Filter the entries and keep only the lines where the string "Pastoral" appears.

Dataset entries
☆ ☆ ☆ ☆ ☆
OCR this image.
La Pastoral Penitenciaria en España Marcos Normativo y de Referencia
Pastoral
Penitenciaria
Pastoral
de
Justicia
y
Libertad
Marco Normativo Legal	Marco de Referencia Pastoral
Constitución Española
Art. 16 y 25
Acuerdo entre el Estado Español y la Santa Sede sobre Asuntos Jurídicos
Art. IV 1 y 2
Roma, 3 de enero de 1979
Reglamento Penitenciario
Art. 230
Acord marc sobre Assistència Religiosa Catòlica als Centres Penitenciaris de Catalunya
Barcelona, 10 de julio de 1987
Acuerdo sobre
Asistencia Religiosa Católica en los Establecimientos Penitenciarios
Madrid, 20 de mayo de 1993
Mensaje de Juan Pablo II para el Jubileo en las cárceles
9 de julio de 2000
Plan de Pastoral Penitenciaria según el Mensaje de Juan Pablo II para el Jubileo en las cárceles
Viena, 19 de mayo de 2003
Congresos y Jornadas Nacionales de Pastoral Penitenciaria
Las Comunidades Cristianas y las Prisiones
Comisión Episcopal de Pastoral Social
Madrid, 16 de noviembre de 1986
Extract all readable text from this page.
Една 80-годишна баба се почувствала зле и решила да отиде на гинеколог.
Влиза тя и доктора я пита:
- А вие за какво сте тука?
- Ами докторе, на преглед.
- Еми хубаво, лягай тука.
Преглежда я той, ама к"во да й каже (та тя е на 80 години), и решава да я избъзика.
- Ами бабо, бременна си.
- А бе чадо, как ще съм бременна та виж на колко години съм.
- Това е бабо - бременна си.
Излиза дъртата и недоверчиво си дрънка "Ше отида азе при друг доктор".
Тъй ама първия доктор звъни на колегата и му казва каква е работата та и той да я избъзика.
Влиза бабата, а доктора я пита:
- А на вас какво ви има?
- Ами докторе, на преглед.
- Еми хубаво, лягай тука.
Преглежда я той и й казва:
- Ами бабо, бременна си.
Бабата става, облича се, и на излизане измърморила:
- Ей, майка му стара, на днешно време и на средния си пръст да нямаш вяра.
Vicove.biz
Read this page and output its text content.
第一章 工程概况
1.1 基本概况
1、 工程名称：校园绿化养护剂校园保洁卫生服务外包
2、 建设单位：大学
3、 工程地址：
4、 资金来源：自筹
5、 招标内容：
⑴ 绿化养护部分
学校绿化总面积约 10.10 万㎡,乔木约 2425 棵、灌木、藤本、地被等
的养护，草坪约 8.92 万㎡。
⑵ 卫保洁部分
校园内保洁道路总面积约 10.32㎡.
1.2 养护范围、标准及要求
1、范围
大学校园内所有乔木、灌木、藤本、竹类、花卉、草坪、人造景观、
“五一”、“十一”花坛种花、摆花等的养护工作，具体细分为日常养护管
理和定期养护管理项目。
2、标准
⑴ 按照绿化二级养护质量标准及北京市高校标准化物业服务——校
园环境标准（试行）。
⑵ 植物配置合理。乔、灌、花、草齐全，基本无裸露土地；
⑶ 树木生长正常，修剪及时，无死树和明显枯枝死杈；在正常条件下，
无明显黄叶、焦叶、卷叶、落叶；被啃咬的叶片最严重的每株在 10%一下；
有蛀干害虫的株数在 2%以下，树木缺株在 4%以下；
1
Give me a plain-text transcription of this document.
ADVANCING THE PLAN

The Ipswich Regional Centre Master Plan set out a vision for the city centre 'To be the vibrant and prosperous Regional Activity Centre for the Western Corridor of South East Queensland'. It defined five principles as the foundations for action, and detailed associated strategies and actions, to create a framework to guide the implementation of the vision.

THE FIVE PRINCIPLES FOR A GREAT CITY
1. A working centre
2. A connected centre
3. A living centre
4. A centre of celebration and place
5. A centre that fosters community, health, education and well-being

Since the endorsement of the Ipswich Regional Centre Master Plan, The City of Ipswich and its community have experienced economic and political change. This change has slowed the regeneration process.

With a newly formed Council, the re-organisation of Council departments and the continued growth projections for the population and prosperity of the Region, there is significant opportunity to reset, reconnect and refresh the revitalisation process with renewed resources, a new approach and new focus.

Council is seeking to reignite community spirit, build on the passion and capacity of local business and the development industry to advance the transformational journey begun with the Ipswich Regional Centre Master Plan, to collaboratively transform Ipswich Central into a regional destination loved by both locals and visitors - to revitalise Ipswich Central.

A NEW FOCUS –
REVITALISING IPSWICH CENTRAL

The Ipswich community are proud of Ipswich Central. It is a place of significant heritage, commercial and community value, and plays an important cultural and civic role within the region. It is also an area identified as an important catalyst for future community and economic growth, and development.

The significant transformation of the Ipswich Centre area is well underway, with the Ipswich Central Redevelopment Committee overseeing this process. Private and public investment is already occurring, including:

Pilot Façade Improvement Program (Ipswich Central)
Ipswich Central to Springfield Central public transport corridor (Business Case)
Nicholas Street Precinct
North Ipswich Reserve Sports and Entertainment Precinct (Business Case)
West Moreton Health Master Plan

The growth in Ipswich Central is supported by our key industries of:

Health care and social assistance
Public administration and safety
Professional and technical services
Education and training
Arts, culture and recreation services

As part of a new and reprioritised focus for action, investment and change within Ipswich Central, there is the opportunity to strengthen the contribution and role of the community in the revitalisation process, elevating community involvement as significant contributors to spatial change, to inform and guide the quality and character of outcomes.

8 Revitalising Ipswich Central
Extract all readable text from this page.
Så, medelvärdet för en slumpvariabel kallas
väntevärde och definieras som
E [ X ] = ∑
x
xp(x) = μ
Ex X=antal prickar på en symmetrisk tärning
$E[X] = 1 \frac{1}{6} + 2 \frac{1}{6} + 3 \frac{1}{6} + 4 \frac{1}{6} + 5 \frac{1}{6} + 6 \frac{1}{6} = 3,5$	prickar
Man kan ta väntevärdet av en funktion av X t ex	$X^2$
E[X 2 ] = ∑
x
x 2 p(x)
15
☆ ☆ ☆ ☆ ☆
Problem solution:
La Pastoral Penitenciaria en España Marcos Normativo y de Referencia
Pastoral
Pastoral
Marco Normativo Legal	Marco de Referencia Pastoral
Plan de Pastoral Penitenciaria según el Mensaje de Juan Pablo II para el Jubileo en las cárceles
Congresos y Jornadas Nacionales de Pastoral Penitenciaria
Comisión Episcopal de Pastoral Social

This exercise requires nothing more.